— Tarea planteada A —
Según el artículo sobre la Constitución de 1978, ¿cuántos diputados obtuvo el PCE en las elecciones de junio de 1977?

— Fuente —
Del consenso constitucional de 1978 al disenso institucional de 2016

Pancarta durante el Rodea el Congreso de septiembre de 2012.

Andrés Gil

Del consenso al disenso. De 1978 a 2016. Del fin de una dictadura a un tiempo que vive entre la resistencia de lo viejo y lo nuevo, que no acaba de imponerse. De un modelo territorial inamovible a las tensiones soberanistas; de un país dominado por un núcleo reducido de dirigentes políticos y empresariales, a menudo salpicados por puertas giratorias y casos de corrupción; a una impugnación de esa forma de concebir el gobierno y el poder.

En 1978 hacía tres años que había muerto Franco y la violencia de la extrema derecha –que luego se manifestó en el fallido golpe de Estado de 1981– era real –desde los abucheos al cardenal Tarancón en el entierro de Franco hasta la matanza de Atocha en enero de 1977, meses antes de las primeras elecciones–. Por otro lado, la violencia etarra no cesaba: mató a Carrero Blanco en 1973, y entre 1974 y enero de 1977 murieron 19 personas a manos de la banda.

En este contexto, se producen unas elecciones en junio de 1977 que alumbran las Cortes que tendrán que redactar la Constitución. Y cuál es la sorpresa cuando el PCE, el principal partido de la oposición contra el franquismo, cosecha unos exiguos 19 diputados, lejos de los 118 de Felipe González y de los 166 de Adolfo Suárez.

Así, cuando llega el momento de redactar la Constitución, el peso del PCE –en manos de la dirección del exilio, Santiago Carrillo– es equivalente al de los posfranquistas de Manuel Fraga (16 escaños). El búnker y el mayor referente del antifranquismo estaban empatados. ¿Qué quedaba entonces? El pacto general entre el reformismo de UCD y el del PSOE, que en 1974 ya había renegado del marxismo, arquitectos del pacto constitucional.

Hace escasos días, el coordinador federal de IU, Alberto Garzón, defendía un proceso constituyente y analizaba aquellas negociaciones y la actitud del entonces secretario general del PCE, Santiago Carrillo.

Aquel fue el contexto en el que se redactó la Constitución de 1978, con el miedo a la violencia pero también con el afán de la reconciliación. Ahora se considera desmemoria y ha producido paradojas como que el Valle de los Caídos, un monumento a un dictador, sobreviva 38 años después; y que decenas de miles de personas sigan en cunetas y fosas comunes.

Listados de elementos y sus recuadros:
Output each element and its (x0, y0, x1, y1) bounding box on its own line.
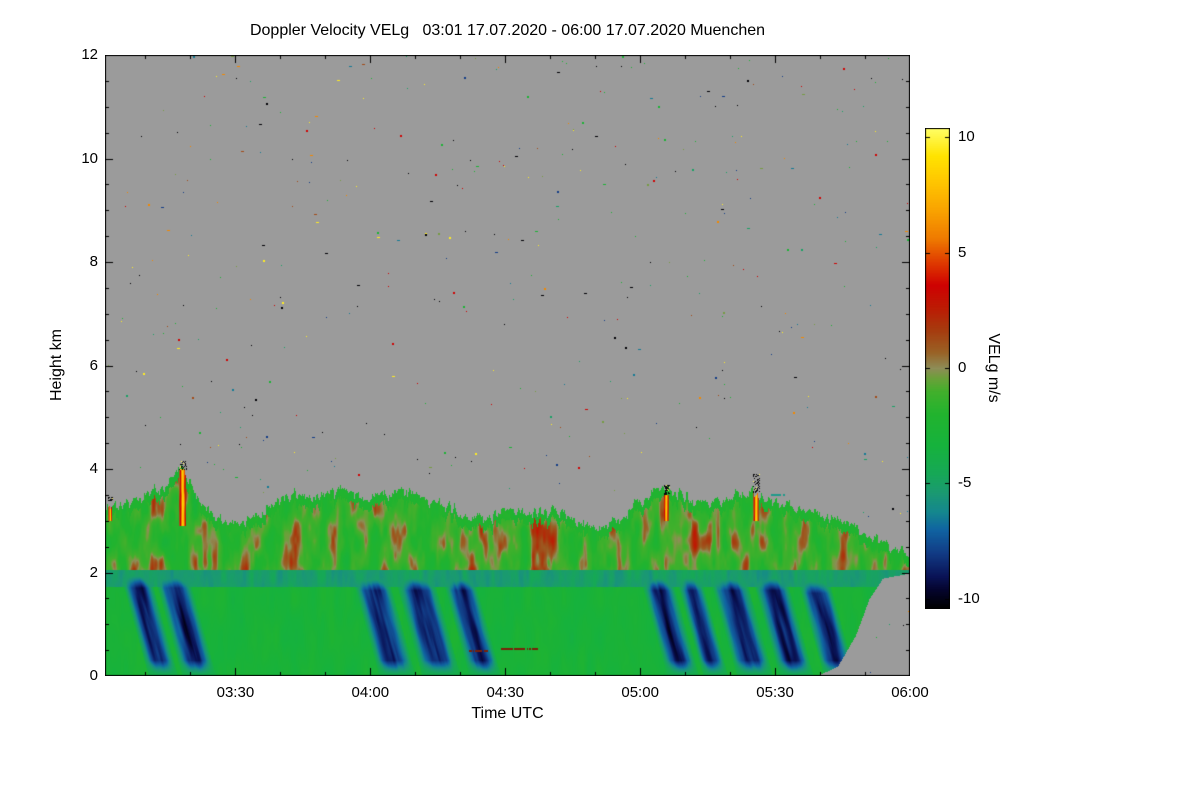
y-tick-label: 4 (89, 460, 98, 477)
y-tick-label: 12 (81, 46, 98, 63)
x-tick-label: 04:00 (351, 684, 390, 701)
y-tick-label: 10 (81, 149, 98, 167)
colorbar-tick-label: -5 (958, 474, 972, 492)
y-tick-label: 8 (89, 253, 98, 270)
x-tick-label: 03:30 (216, 684, 255, 701)
y-tick-label: 6 (89, 356, 98, 374)
x-tick-label: 04:30 (486, 684, 525, 701)
colorbar-label: VELg m/s (985, 333, 1002, 403)
y-tick-label: 2 (89, 563, 98, 581)
colorbar-tick-label: 0 (958, 359, 967, 376)
y-tick-label: 0 (89, 667, 98, 684)
x-tick-label: 05:30 (756, 684, 794, 701)
colorbar-tick-label: -10 (958, 589, 980, 607)
x-tick-label: 05:00 (621, 684, 659, 701)
plot-canvas (105, 55, 910, 676)
x-tick-label: 06:00 (891, 684, 929, 701)
colorbar-tick-label: 5 (958, 243, 967, 261)
x-axis-label: Time UTC (471, 705, 544, 722)
colorbar-tick-label: 10 (958, 128, 975, 146)
colorbar-canvas (925, 128, 950, 609)
chart-title: Doppler Velocity VELg 03:01 17.07.2020 -… (249, 22, 766, 39)
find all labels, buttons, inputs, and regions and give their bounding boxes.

— Tarea planteada B —
Repite el tramo de las entradas que empieza con la línea que contiene "y-tick-label: 4 (89, 460, 98, 477)" y termina con la que contiene "colorbar-tick-label: 0 (958, 359, 967, 376)", ambas incluidas.

— Respuesta completa A —
19 diputados.

— Respuesta completa B —
y-tick-label: 4 (89, 460, 98, 477)
y-tick-label: 12 (81, 46, 98, 63)
x-tick-label: 04:00 (351, 684, 390, 701)
y-tick-label: 10 (81, 149, 98, 167)
colorbar-tick-label: -5 (958, 474, 972, 492)
y-tick-label: 8 (89, 253, 98, 270)
x-tick-label: 03:30 (216, 684, 255, 701)
y-tick-label: 6 (89, 356, 98, 374)
x-tick-label: 04:30 (486, 684, 525, 701)
colorbar-label: VELg m/s (985, 333, 1002, 403)
y-tick-label: 2 (89, 563, 98, 581)
colorbar-tick-label: 0 (958, 359, 967, 376)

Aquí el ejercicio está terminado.